PROBLEM DETAILS
Everything in the data should be repeated exactly, save for the images.

Recorded data
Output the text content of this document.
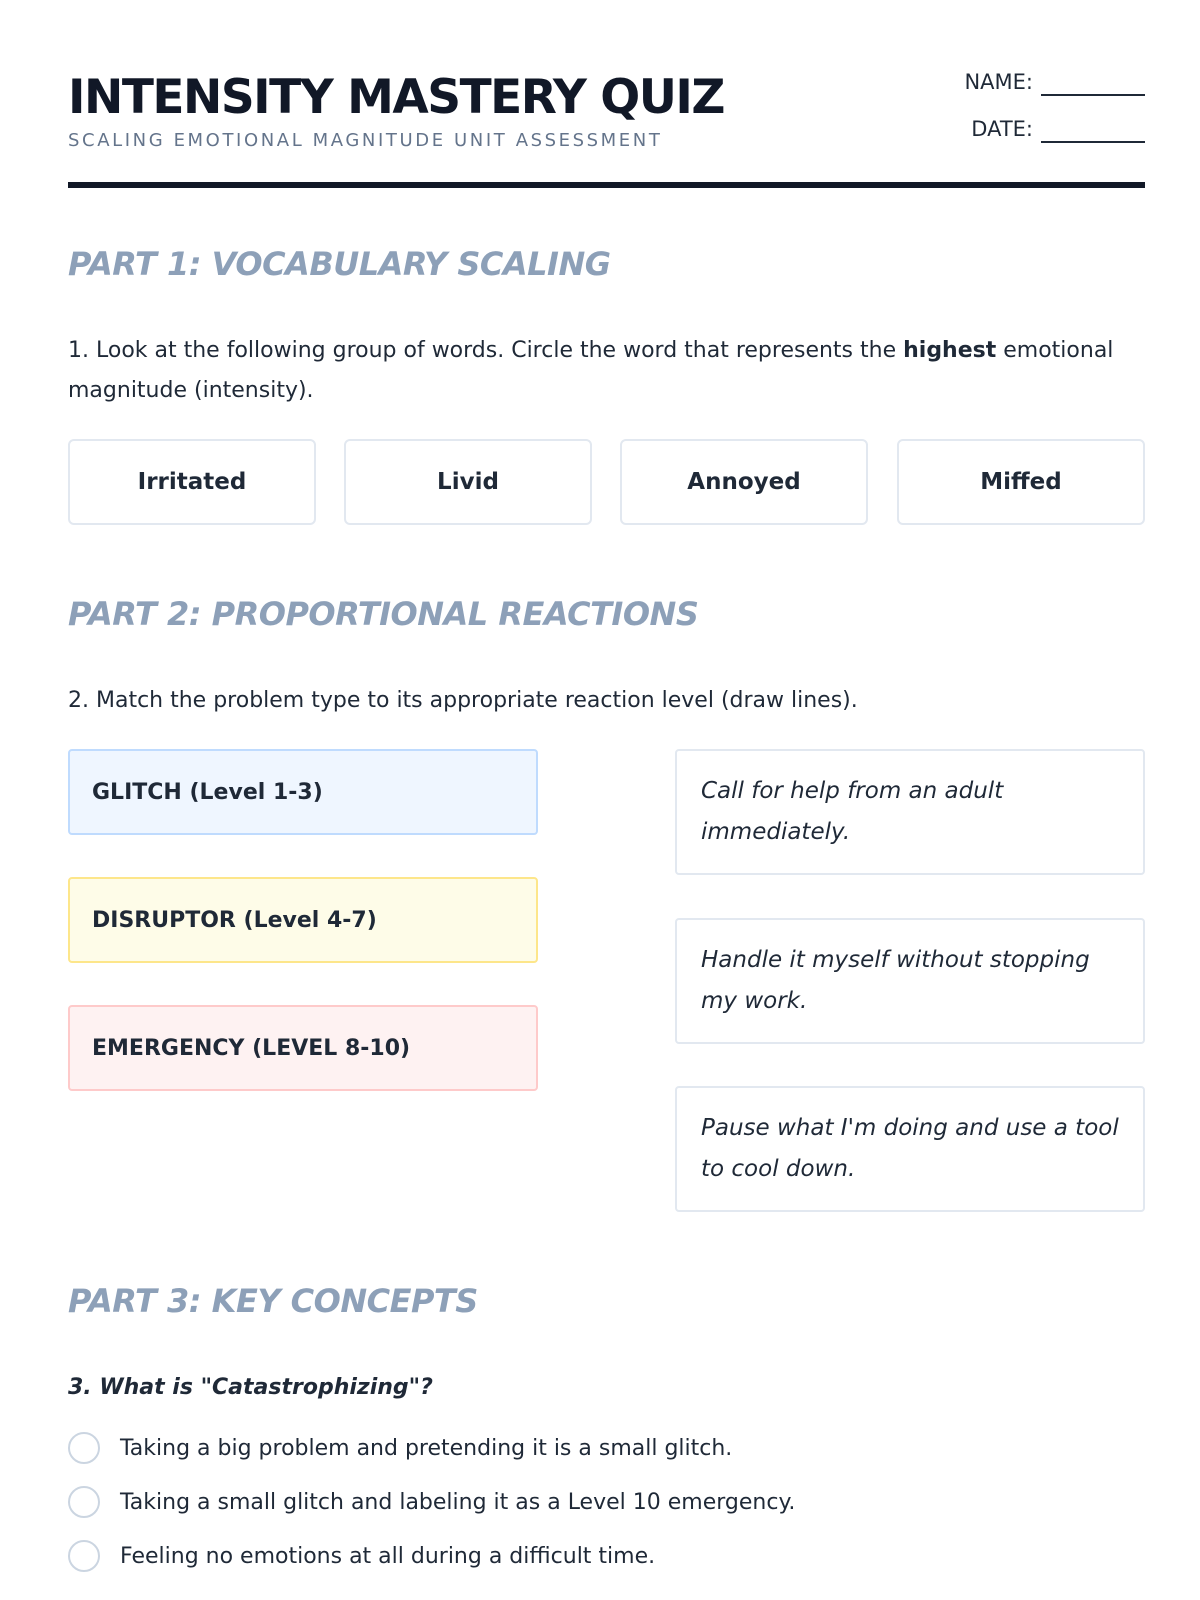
INTENSITY MASTERY QUIZ
SCALING EMOTIONAL MAGNITUDE UNIT ASSESSMENT
NAME:
DATE:
PART 1: VOCABULARY SCALING
1. Look at the following group of words. Circle the word that represents the highest emotional magnitude (intensity).
Irritated	Livid	Annoyed	Miffed
PART 2: PROPORTIONAL REACTIONS
2. Match the problem type to its appropriate reaction level (draw lines).
GLITCH (Level 1-3)
DISRUPTOR (Level 4-7)
EMERGENCY (LEVEL 8-10)
Call for help from an adult immediately.
Handle it myself without stopping my work.
Pause what I'm doing and use a tool to cool down.
PART 3: KEY CONCEPTS
3. What is "Catastrophizing"?
Taking a big problem and pretending it is a small glitch.
Taking a small glitch and labeling it as a Level 10 emergency.
Feeling no emotions at all during a difficult time.
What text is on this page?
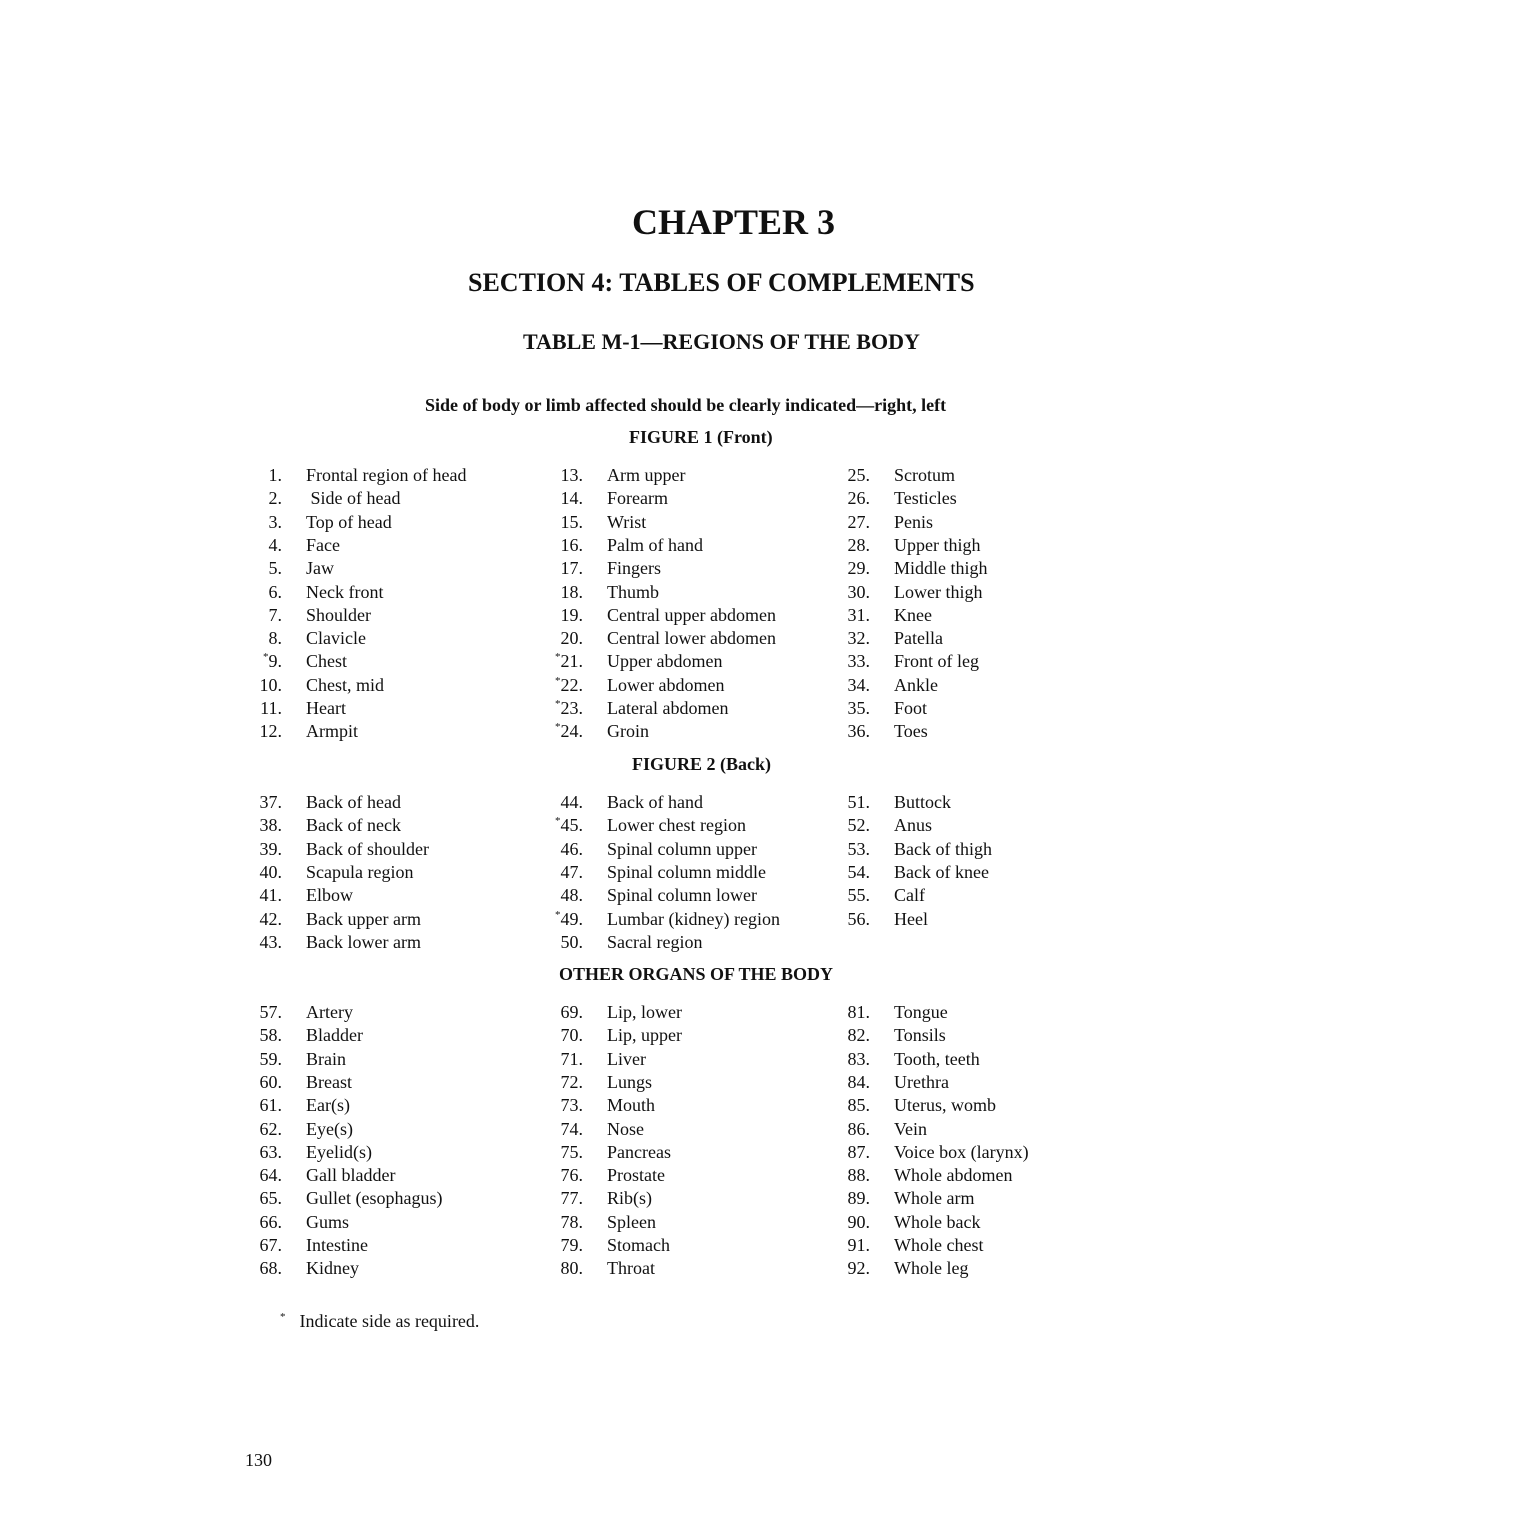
CHAPTER 3
SECTION 4: TABLES OF COMPLEMENTS
TABLE M-1—REGIONS OF THE BODY
Side of body or limb affected should be clearly indicated—right, left
FIGURE 1 (Front)
1. Frontal region of head
2. Side of head
3. Top of head
4. Face
5. Jaw
6. Neck front
7. Shoulder
8. Clavicle
*9. Chest
10. Chest, mid
11. Heart
12. Armpit
13. Arm upper
14. Forearm
15. Wrist
16. Palm of hand
17. Fingers
18. Thumb
19. Central upper abdomen
20. Central lower abdomen
*21. Upper abdomen
*22. Lower abdomen
*23. Lateral abdomen
*24. Groin
25. Scrotum
26. Testicles
27. Penis
28. Upper thigh
29. Middle thigh
30. Lower thigh
31. Knee
32. Patella
33. Front of leg
34. Ankle
35. Foot
36. Toes
FIGURE 2 (Back)
37. Back of head
38. Back of neck
39. Back of shoulder
40. Scapula region
41. Elbow
42. Back upper arm
43. Back lower arm
44. Back of hand
*45. Lower chest region
46. Spinal column upper
47. Spinal column middle
48. Spinal column lower
*49. Lumbar (kidney) region
50. Sacral region
51. Buttock
52. Anus
53. Back of thigh
54. Back of knee
55. Calf
56. Heel
OTHER ORGANS OF THE BODY
57. Artery
58. Bladder
59. Brain
60. Breast
61. Ear(s)
62. Eye(s)
63. Eyelid(s)
64. Gall bladder
65. Gullet (esophagus)
66. Gums
67. Intestine
68. Kidney
69. Lip, lower
70. Lip, upper
71. Liver
72. Lungs
73. Mouth
74. Nose
75. Pancreas
76. Prostate
77. Rib(s)
78. Spleen
79. Stomach
80. Throat
81. Tongue
82. Tonsils
83. Tooth, teeth
84. Urethra
85. Uterus, womb
86. Vein
87. Voice box (larynx)
88. Whole abdomen
89. Whole arm
90. Whole back
91. Whole chest
92. Whole leg
* Indicate side as required.
130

ANSWER TO THE TASK
Output the text content of this document.
INTENSITY MASTERY QUIZ
SCALING EMOTIONAL MAGNITUDE UNIT ASSESSMENT
NAME:
DATE:
PART 1: VOCABULARY SCALING
1. Look at the following group of words. Circle the word that represents the highest emotional magnitude (intensity).
Irritated	Livid	Annoyed	Miffed
PART 2: PROPORTIONAL REACTIONS
2. Match the problem type to its appropriate reaction level (draw lines).
GLITCH (Level 1-3)
DISRUPTOR (Level 4-7)
EMERGENCY (LEVEL 8-10)
Call for help from an adult immediately.
Handle it myself without stopping my work.
Pause what I'm doing and use a tool to cool down.
PART 3: KEY CONCEPTS
3. What is "Catastrophizing"?
Taking a big problem and pretending it is a small glitch.
Taking a small glitch and labeling it as a Level 10 emergency.
Feeling no emotions at all during a difficult time.
What text is on this page?
CHAPTER 3
SECTION 4: TABLES OF COMPLEMENTS
TABLE M-1—REGIONS OF THE BODY
Side of body or limb affected should be clearly indicated—right, left
FIGURE 1 (Front)
1. Frontal region of head
2. Side of head
3. Top of head
4. Face
5. Jaw
6. Neck front
7. Shoulder
8. Clavicle
*9. Chest
10. Chest, mid
11. Heart
12. Armpit
13. Arm upper
14. Forearm
15. Wrist
16. Palm of hand
17. Fingers
18. Thumb
19. Central upper abdomen
20. Central lower abdomen
*21. Upper abdomen
*22. Lower abdomen
*23. Lateral abdomen
*24. Groin
25. Scrotum
26. Testicles
27. Penis
28. Upper thigh
29. Middle thigh
30. Lower thigh
31. Knee
32. Patella
33. Front of leg
34. Ankle
35. Foot
36. Toes
FIGURE 2 (Back)
37. Back of head
38. Back of neck
39. Back of shoulder
40. Scapula region
41. Elbow
42. Back upper arm
43. Back lower arm
44. Back of hand
*45. Lower chest region
46. Spinal column upper
47. Spinal column middle
48. Spinal column lower
*49. Lumbar (kidney) region
50. Sacral region
51. Buttock
52. Anus
53. Back of thigh
54. Back of knee
55. Calf
56. Heel
OTHER ORGANS OF THE BODY
57. Artery
58. Bladder
59. Brain
60. Breast
61. Ear(s)
62. Eye(s)
63. Eyelid(s)
64. Gall bladder
65. Gullet (esophagus)
66. Gums
67. Intestine
68. Kidney
69. Lip, lower
70. Lip, upper
71. Liver
72. Lungs
73. Mouth
74. Nose
75. Pancreas
76. Prostate
77. Rib(s)
78. Spleen
79. Stomach
80. Throat
81. Tongue
82. Tonsils
83. Tooth, teeth
84. Urethra
85. Uterus, womb
86. Vein
87. Voice box (larynx)
88. Whole abdomen
89. Whole arm
90. Whole back
91. Whole chest
92. Whole leg
* Indicate side as required.
130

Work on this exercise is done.